§ Your objective
Say how many lines include "KHAI", with no words around the number.

§ Supplied records
■ ■ ■ ■ ■ ■ ■

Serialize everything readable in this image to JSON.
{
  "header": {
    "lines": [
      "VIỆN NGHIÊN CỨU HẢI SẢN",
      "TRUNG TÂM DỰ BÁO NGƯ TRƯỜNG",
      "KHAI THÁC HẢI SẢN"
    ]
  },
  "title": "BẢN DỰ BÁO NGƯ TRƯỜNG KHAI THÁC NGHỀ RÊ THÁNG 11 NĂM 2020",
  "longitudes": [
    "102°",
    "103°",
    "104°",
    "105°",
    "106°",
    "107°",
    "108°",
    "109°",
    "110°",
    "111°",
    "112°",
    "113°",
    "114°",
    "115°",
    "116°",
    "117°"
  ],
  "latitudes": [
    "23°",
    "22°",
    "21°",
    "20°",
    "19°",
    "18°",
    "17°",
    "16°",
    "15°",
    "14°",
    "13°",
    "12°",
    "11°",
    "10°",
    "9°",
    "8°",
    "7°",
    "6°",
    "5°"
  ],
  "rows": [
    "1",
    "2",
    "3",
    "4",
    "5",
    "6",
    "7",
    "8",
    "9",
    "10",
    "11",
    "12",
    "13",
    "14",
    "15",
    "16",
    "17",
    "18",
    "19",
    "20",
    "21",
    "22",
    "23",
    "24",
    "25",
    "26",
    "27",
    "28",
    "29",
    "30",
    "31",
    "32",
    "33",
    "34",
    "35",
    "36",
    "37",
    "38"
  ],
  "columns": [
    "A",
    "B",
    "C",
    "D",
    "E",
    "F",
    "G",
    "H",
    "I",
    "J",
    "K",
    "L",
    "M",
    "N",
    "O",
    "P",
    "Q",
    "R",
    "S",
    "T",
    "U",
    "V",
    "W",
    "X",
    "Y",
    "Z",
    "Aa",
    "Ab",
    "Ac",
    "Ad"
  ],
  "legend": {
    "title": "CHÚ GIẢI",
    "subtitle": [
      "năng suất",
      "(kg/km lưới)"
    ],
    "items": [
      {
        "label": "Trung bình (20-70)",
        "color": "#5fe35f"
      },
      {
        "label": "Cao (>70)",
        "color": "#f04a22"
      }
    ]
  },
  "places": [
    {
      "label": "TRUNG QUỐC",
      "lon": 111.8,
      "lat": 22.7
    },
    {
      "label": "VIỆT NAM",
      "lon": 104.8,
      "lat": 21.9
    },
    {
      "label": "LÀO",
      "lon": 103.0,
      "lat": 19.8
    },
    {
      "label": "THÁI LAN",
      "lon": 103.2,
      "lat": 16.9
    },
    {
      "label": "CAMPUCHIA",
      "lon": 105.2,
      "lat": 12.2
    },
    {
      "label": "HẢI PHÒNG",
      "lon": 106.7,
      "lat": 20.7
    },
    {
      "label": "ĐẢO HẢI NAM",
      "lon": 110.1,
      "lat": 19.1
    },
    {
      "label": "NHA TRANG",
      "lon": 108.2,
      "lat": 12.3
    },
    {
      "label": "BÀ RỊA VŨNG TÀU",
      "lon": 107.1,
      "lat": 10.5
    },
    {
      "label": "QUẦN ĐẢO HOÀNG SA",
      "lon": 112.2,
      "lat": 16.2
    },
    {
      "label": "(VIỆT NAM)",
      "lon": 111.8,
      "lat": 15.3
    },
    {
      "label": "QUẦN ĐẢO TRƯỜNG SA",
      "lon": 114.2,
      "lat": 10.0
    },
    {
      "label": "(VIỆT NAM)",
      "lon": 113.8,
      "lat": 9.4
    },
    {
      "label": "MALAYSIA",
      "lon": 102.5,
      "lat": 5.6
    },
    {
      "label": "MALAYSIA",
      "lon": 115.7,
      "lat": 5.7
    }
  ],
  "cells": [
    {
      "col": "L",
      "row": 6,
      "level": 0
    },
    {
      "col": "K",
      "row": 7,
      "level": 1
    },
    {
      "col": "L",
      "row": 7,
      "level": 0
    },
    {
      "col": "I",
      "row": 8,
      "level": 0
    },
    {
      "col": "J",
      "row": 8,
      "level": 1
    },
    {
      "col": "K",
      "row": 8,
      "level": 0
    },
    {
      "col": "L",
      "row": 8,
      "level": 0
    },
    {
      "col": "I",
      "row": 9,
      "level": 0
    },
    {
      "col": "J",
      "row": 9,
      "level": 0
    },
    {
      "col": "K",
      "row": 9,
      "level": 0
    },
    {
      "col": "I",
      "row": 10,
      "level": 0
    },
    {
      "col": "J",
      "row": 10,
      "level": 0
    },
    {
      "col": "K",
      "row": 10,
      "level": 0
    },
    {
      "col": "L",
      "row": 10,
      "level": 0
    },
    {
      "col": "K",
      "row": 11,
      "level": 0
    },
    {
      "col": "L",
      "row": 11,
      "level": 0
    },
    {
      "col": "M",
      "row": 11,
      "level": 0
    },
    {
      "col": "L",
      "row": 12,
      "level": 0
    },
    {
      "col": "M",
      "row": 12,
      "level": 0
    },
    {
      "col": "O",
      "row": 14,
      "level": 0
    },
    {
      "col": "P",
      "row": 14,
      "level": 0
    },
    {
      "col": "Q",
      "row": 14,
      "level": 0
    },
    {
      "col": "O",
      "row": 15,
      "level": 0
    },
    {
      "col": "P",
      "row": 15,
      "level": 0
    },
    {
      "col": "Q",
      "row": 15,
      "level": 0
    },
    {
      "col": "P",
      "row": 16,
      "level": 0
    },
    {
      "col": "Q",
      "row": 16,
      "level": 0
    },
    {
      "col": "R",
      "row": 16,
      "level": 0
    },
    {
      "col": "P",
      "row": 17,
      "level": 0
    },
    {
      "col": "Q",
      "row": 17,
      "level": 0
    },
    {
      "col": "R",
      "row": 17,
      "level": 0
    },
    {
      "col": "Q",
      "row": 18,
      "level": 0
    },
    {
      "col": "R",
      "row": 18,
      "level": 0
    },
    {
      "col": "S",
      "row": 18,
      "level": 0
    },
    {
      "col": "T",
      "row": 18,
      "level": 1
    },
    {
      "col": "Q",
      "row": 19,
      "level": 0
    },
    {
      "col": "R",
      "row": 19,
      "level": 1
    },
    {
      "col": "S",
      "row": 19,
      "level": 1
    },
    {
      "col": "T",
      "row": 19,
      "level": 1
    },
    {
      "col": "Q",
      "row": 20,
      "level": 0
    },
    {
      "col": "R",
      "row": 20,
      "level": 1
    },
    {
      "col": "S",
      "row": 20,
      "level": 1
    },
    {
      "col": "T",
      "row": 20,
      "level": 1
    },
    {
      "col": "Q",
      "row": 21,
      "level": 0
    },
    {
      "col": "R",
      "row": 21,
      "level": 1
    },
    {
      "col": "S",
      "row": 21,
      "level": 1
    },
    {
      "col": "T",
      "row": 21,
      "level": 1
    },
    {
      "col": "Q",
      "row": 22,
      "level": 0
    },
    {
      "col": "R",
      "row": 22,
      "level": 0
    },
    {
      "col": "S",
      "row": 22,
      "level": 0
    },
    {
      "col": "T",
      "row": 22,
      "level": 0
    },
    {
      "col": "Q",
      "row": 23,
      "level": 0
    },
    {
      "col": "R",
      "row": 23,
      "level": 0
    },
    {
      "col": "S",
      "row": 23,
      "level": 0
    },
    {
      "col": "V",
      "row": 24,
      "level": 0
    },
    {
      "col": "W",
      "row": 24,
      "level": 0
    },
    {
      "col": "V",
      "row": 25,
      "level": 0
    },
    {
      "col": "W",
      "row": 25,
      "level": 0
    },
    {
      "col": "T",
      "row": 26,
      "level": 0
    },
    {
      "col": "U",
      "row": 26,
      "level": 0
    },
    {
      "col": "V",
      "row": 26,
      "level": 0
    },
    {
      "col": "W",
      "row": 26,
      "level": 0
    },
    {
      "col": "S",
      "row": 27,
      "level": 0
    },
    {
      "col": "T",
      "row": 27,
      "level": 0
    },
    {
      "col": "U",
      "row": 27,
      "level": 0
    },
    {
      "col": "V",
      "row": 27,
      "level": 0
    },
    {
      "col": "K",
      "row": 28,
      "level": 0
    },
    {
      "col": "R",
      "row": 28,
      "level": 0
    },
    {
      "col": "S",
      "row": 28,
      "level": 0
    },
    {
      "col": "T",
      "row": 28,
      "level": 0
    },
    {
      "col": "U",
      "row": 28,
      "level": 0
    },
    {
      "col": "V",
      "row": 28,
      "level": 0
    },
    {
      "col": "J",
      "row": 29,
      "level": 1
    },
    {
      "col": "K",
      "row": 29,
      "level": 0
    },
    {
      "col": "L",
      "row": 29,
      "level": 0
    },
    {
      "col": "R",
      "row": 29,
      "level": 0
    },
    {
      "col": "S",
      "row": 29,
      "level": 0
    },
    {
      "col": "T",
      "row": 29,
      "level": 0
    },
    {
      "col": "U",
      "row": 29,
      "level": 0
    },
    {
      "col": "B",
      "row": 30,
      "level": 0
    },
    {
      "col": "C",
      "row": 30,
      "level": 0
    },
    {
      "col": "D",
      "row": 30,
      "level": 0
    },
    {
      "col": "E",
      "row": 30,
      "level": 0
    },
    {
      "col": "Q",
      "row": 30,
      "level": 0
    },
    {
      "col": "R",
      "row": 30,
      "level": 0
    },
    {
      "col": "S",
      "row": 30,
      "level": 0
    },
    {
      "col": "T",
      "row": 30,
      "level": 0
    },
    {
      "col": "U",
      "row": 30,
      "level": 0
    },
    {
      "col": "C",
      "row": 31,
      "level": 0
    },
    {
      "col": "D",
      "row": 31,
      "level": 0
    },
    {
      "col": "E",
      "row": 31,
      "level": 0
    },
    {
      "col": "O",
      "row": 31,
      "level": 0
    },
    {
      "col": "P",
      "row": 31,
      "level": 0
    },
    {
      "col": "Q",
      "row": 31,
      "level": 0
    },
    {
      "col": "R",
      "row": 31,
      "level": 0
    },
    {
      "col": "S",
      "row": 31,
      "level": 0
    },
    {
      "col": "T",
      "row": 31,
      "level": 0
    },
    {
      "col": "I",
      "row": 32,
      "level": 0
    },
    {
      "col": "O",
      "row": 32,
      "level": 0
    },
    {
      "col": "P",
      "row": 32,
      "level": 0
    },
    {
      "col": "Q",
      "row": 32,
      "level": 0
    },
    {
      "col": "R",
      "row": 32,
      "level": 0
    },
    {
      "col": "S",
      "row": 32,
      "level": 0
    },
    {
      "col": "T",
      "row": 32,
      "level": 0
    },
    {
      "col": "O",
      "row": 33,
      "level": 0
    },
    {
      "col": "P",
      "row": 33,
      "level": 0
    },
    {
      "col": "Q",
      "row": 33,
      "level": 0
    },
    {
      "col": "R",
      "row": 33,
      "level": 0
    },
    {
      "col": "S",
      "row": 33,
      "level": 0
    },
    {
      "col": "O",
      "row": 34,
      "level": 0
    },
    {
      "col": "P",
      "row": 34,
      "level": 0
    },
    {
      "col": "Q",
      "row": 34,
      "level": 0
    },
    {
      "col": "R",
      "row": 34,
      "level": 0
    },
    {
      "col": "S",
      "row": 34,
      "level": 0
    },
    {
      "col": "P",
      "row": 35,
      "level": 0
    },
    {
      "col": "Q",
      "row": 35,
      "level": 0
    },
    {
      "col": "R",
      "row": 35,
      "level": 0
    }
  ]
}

■ ■ ■ ■ ■ ■ ■

§ Response for this exercise
2